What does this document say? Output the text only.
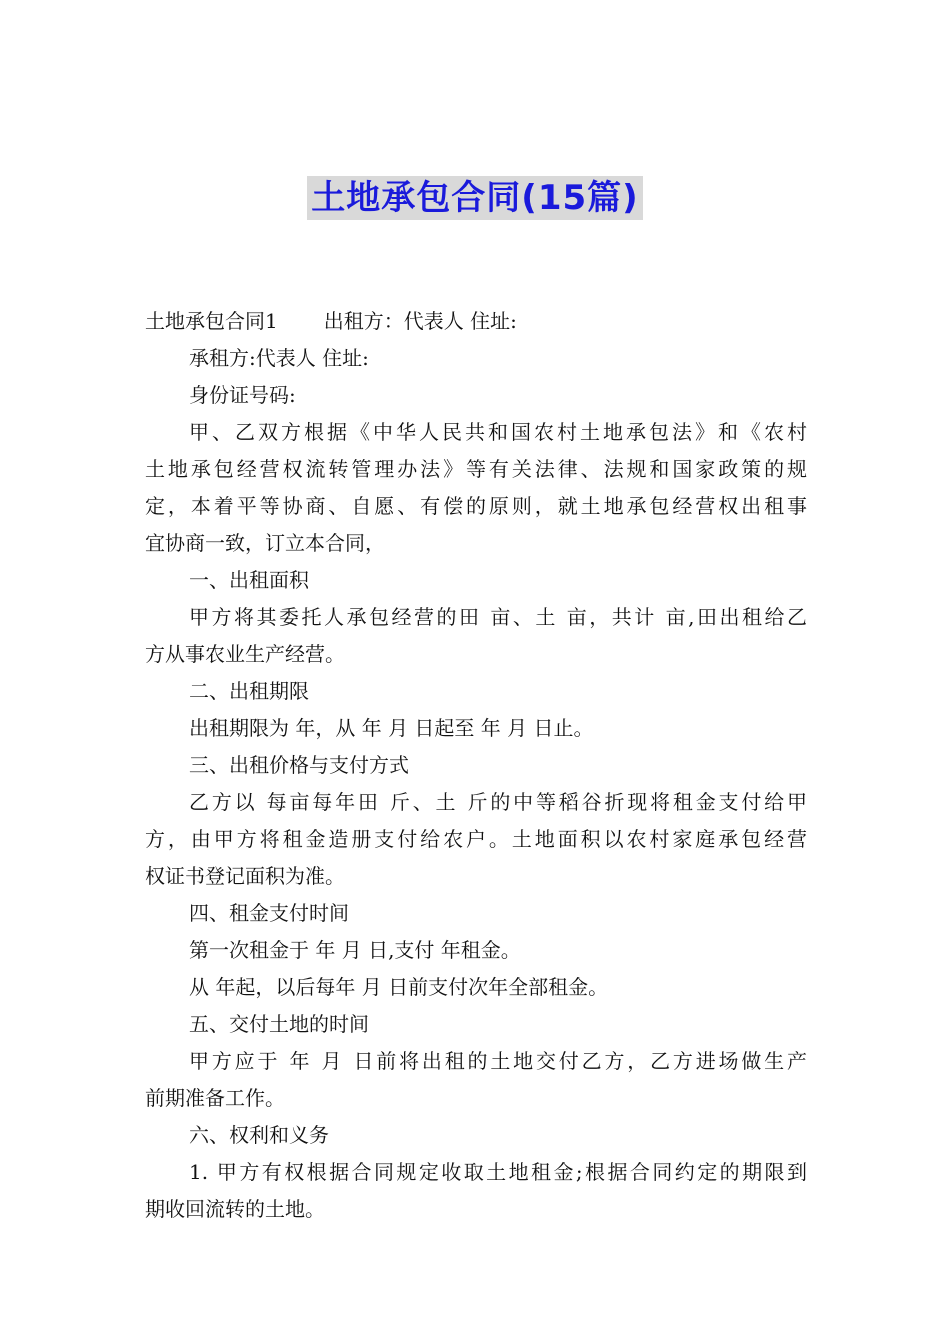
土地承包合同(15篇)
土地承包合同1 出租方：代表人 住址:
承租方:代表人 住址:
身份证号码:
甲、乙双方根据《中华人民共和国农村土地承包法》和《农村
土地承包经营权流转管理办法》等有关法律、法规和国家政策的规
定，本着平等协商、自愿、有偿的原则，就土地承包经营权出租事
宜协商一致，订立本合同，
一、出租面积
甲方将其委托人承包经营的田 亩、土 亩，共计 亩,田出租给乙
方从事农业生产经营。
二、出租期限
出租期限为 年，从 年 月 日起至 年 月 日止。
三、出租价格与支付方式
乙方以 每亩每年田 斤、土 斤的中等稻谷折现将租金支付给甲
方，由甲方将租金造册支付给农户。土地面积以农村家庭承包经营
权证书登记面积为准。
四、租金支付时间
第一次租金于 年 月 日,支付 年租金。
从 年起，以后每年 月 日前支付次年全部租金。
五、交付土地的时间
甲方应于 年 月 日前将出租的土地交付乙方，乙方进场做生产
前期准备工作。
六、权利和义务
1. 甲方有权根据合同规定收取土地租金;根据合同约定的期限到
期收回流转的土地。
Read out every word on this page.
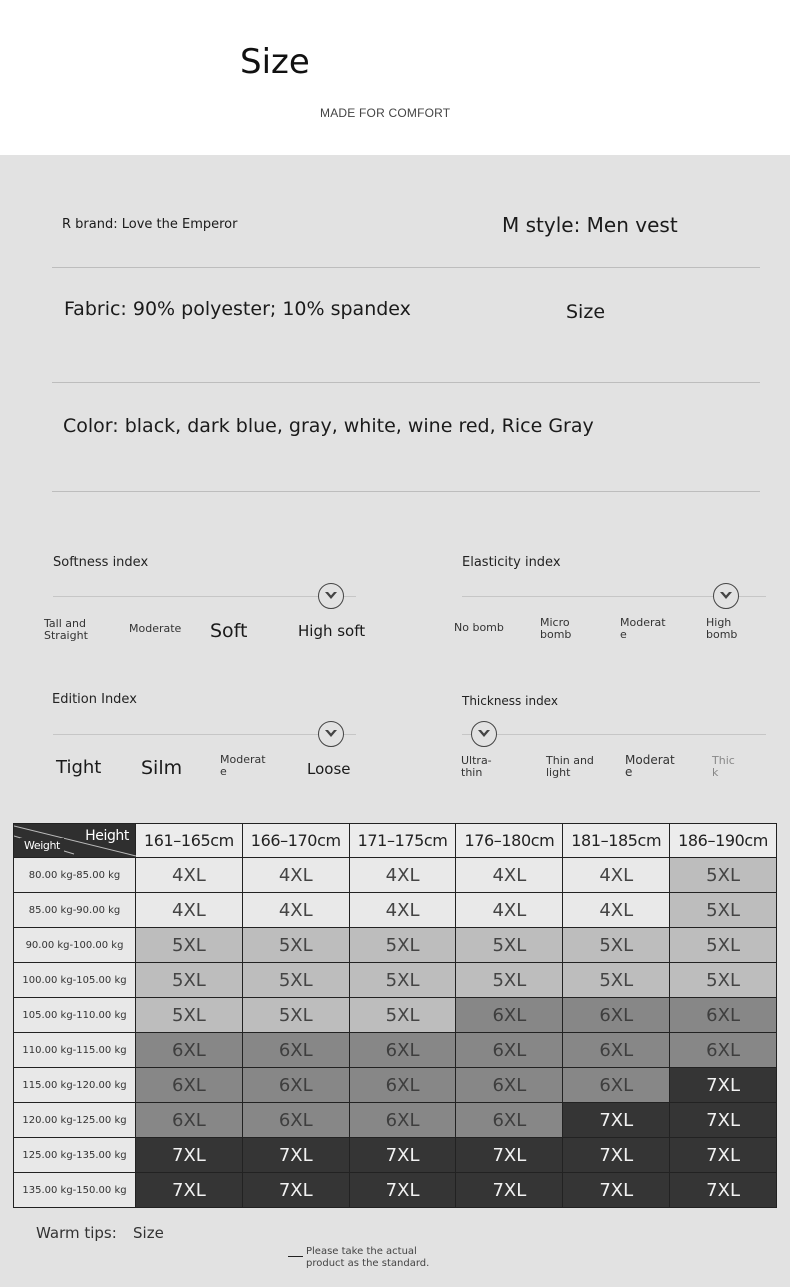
Size
MADE FOR COMFORT
R brand: Love the Emperor	M style: Men vest
Fabric: 90% polyester; 10% spandex	Size
Color: black, dark blue, gray, white, wine red, Rice Gray
Softness index
Tall and
Straight
Moderate Soft	High soft
Elasticity index
No bomb	Micro
bomb
Moderat
e
High
bomb
Edition Index
Tight Silm	Moderat
e	Loose
Thickness index
Ultra-
thin
Thin and
light
Moderat
e
Thic
k
Height
Weight	161–165cm	166–170cm	171–175cm	176–180cm	181–185cm	186–190cm
80.00 kg-85.00 kg	4XL	4XL	4XL	4XL	4XL	5XL
85.00 kg-90.00 kg	4XL	4XL	4XL	4XL	4XL	5XL
90.00 kg-100.00 kg	5XL	5XL	5XL	5XL	5XL	5XL
100.00 kg-105.00 kg	5XL	5XL	5XL	5XL	5XL	5XL
105.00 kg-110.00 kg	5XL	5XL	5XL	6XL	6XL	6XL
110.00 kg-115.00 kg	6XL	6XL	6XL	6XL	6XL	6XL
115.00 kg-120.00 kg	6XL	6XL	6XL	6XL	6XL	7XL
120.00 kg-125.00 kg	6XL	6XL	6XL	6XL	7XL	7XL
125.00 kg-135.00 kg	7XL	7XL	7XL	7XL	7XL	7XL
135.00 kg-150.00 kg	7XL	7XL	7XL	7XL	7XL	7XL
Warm tips: Size
Please take the actual product as the standard.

· · ·

▶ **DIRECTIONS**
Reproduce the material in its entirety and word for word, without the pictures.

▶ **COMPLETE RESPONSE**
What does this document say? Output the text only.
土地承包合同(15篇)
土地承包合同1 出租方：代表人 住址:
承租方:代表人 住址:
身份证号码:
甲、乙双方根据《中华人民共和国农村土地承包法》和《农村
土地承包经营权流转管理办法》等有关法律、法规和国家政策的规
定，本着平等协商、自愿、有偿的原则，就土地承包经营权出租事
宜协商一致，订立本合同，
一、出租面积
甲方将其委托人承包经营的田 亩、土 亩，共计 亩,田出租给乙
方从事农业生产经营。
二、出租期限
出租期限为 年，从 年 月 日起至 年 月 日止。
三、出租价格与支付方式
乙方以 每亩每年田 斤、土 斤的中等稻谷折现将租金支付给甲
方，由甲方将租金造册支付给农户。土地面积以农村家庭承包经营
权证书登记面积为准。
四、租金支付时间
第一次租金于 年 月 日,支付 年租金。
从 年起，以后每年 月 日前支付次年全部租金。
五、交付土地的时间
甲方应于 年 月 日前将出租的土地交付乙方，乙方进场做生产
前期准备工作。
六、权利和义务
1. 甲方有权根据合同规定收取土地租金;根据合同约定的期限到
期收回流转的土地。
Read out every word on this page.
Size
MADE FOR COMFORT
R brand: Love the Emperor	M style: Men vest
Fabric: 90% polyester; 10% spandex	Size
Color: black, dark blue, gray, white, wine red, Rice Gray
Softness index
Tall and
Straight
Moderate Soft	High soft
Elasticity index
No bomb	Micro
bomb
Moderat
e
High
bomb
Edition Index
Tight Silm	Moderat
e	Loose
Thickness index
Ultra-
thin
Thin and
light
Moderat
e
Thic
k
Height
Weight	161–165cm	166–170cm	171–175cm	176–180cm	181–185cm	186–190cm
80.00 kg-85.00 kg	4XL	4XL	4XL	4XL	4XL	5XL
85.00 kg-90.00 kg	4XL	4XL	4XL	4XL	4XL	5XL
90.00 kg-100.00 kg	5XL	5XL	5XL	5XL	5XL	5XL
100.00 kg-105.00 kg	5XL	5XL	5XL	5XL	5XL	5XL
105.00 kg-110.00 kg	5XL	5XL	5XL	6XL	6XL	6XL
110.00 kg-115.00 kg	6XL	6XL	6XL	6XL	6XL	6XL
115.00 kg-120.00 kg	6XL	6XL	6XL	6XL	6XL	7XL
120.00 kg-125.00 kg	6XL	6XL	6XL	6XL	7XL	7XL
125.00 kg-135.00 kg	7XL	7XL	7XL	7XL	7XL	7XL
135.00 kg-150.00 kg	7XL	7XL	7XL	7XL	7XL	7XL
Warm tips: Size
Please take the actual product as the standard.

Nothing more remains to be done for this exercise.